▶ Given data:

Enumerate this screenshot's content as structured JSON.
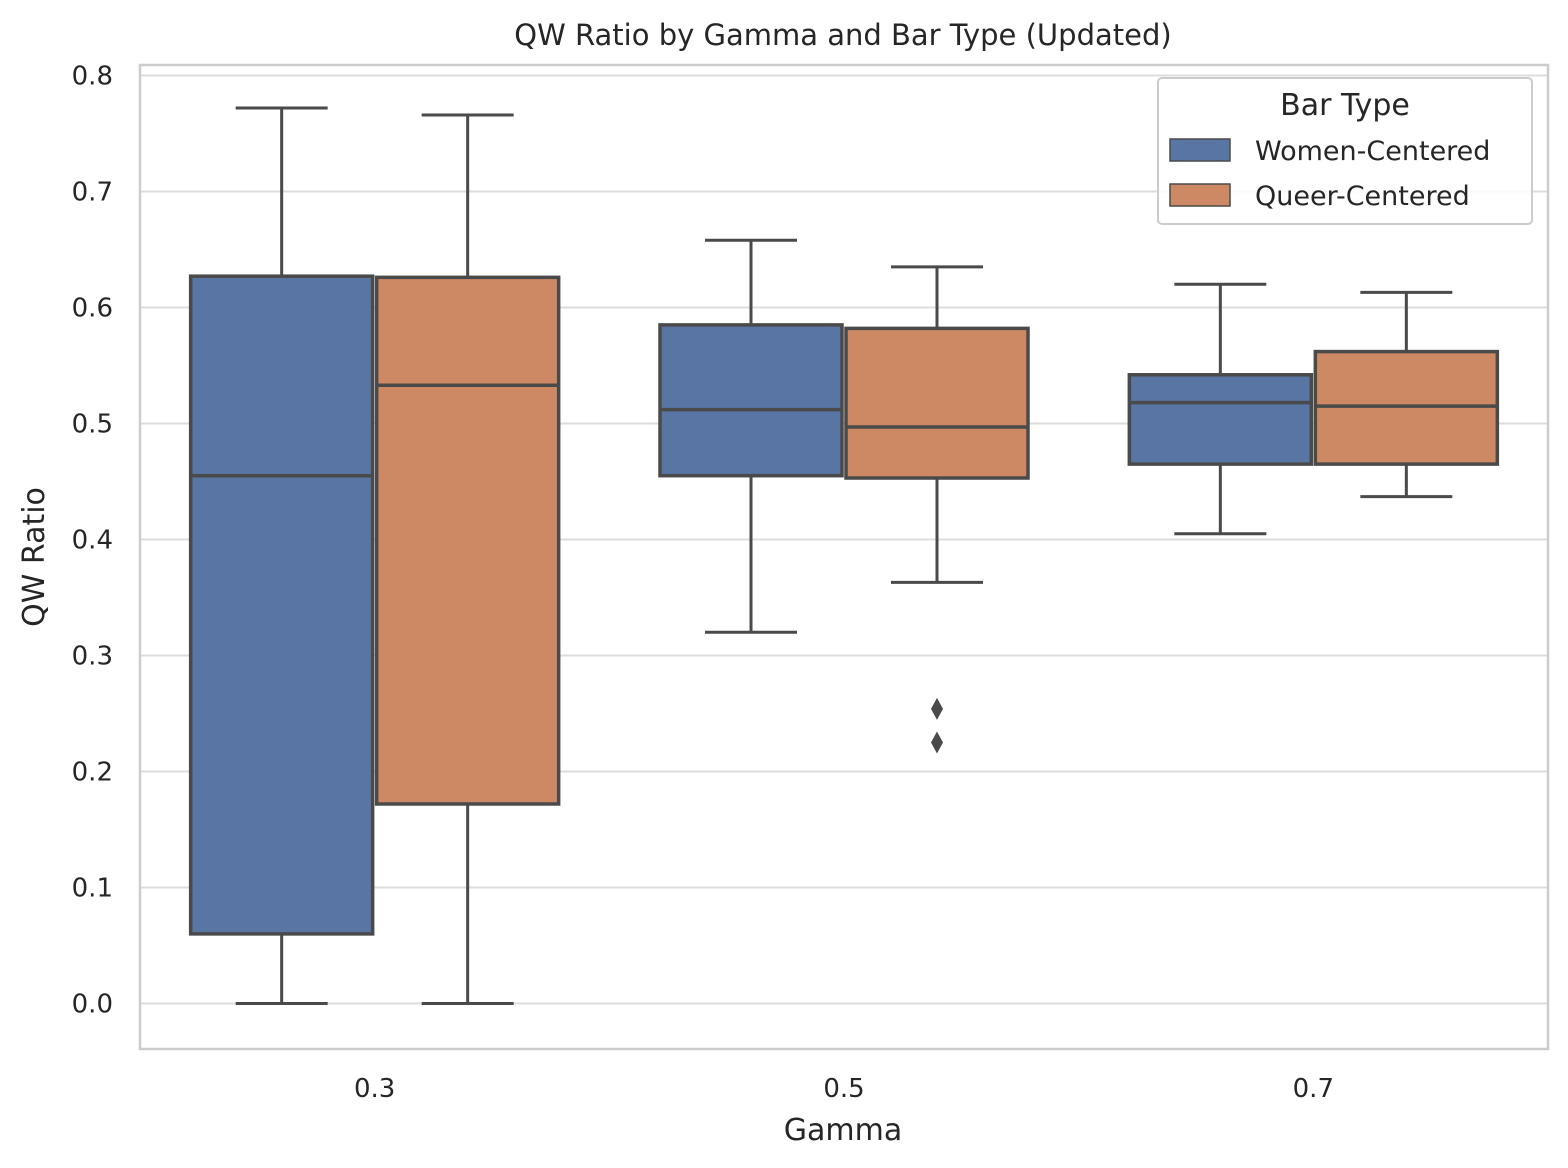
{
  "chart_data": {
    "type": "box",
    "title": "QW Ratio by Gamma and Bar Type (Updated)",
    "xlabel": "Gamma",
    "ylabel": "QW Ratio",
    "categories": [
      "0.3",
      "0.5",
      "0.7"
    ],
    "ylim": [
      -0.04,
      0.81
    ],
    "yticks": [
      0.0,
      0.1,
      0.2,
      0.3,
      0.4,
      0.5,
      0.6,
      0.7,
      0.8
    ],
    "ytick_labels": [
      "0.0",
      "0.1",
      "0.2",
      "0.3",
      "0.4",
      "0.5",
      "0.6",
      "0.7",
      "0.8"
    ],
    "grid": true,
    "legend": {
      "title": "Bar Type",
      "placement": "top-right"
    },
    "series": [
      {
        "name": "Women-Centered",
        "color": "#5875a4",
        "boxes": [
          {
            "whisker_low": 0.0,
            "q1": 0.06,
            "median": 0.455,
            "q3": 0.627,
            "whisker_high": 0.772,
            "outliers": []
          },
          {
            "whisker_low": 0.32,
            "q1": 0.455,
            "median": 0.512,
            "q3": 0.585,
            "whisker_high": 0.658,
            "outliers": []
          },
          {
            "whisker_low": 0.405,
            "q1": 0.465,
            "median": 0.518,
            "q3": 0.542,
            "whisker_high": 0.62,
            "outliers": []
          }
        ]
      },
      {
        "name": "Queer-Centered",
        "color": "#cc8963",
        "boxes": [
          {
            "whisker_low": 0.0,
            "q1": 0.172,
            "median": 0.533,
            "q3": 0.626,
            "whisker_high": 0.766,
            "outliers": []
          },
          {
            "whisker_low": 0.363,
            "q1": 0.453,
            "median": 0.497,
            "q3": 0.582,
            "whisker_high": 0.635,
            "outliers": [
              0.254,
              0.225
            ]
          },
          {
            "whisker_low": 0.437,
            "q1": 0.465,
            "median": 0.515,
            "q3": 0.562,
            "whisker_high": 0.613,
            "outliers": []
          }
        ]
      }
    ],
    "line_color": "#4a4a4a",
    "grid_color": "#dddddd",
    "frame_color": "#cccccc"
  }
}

▶ Problem requirements: Quote every record above exactly, leaving out any pictures.

▶ Exercise output:
Enumerate this screenshot's content as structured JSON.
{
  "chart_data": {
    "type": "box",
    "title": "QW Ratio by Gamma and Bar Type (Updated)",
    "xlabel": "Gamma",
    "ylabel": "QW Ratio",
    "categories": [
      "0.3",
      "0.5",
      "0.7"
    ],
    "ylim": [
      -0.04,
      0.81
    ],
    "yticks": [
      0.0,
      0.1,
      0.2,
      0.3,
      0.4,
      0.5,
      0.6,
      0.7,
      0.8
    ],
    "ytick_labels": [
      "0.0",
      "0.1",
      "0.2",
      "0.3",
      "0.4",
      "0.5",
      "0.6",
      "0.7",
      "0.8"
    ],
    "grid": true,
    "legend": {
      "title": "Bar Type",
      "placement": "top-right"
    },
    "series": [
      {
        "name": "Women-Centered",
        "color": "#5875a4",
        "boxes": [
          {
            "whisker_low": 0.0,
            "q1": 0.06,
            "median": 0.455,
            "q3": 0.627,
            "whisker_high": 0.772,
            "outliers": []
          },
          {
            "whisker_low": 0.32,
            "q1": 0.455,
            "median": 0.512,
            "q3": 0.585,
            "whisker_high": 0.658,
            "outliers": []
          },
          {
            "whisker_low": 0.405,
            "q1": 0.465,
            "median": 0.518,
            "q3": 0.542,
            "whisker_high": 0.62,
            "outliers": []
          }
        ]
      },
      {
        "name": "Queer-Centered",
        "color": "#cc8963",
        "boxes": [
          {
            "whisker_low": 0.0,
            "q1": 0.172,
            "median": 0.533,
            "q3": 0.626,
            "whisker_high": 0.766,
            "outliers": []
          },
          {
            "whisker_low": 0.363,
            "q1": 0.453,
            "median": 0.497,
            "q3": 0.582,
            "whisker_high": 0.635,
            "outliers": [
              0.254,
              0.225
            ]
          },
          {
            "whisker_low": 0.437,
            "q1": 0.465,
            "median": 0.515,
            "q3": 0.562,
            "whisker_high": 0.613,
            "outliers": []
          }
        ]
      }
    ],
    "line_color": "#4a4a4a",
    "grid_color": "#dddddd",
    "frame_color": "#cccccc"
  }
}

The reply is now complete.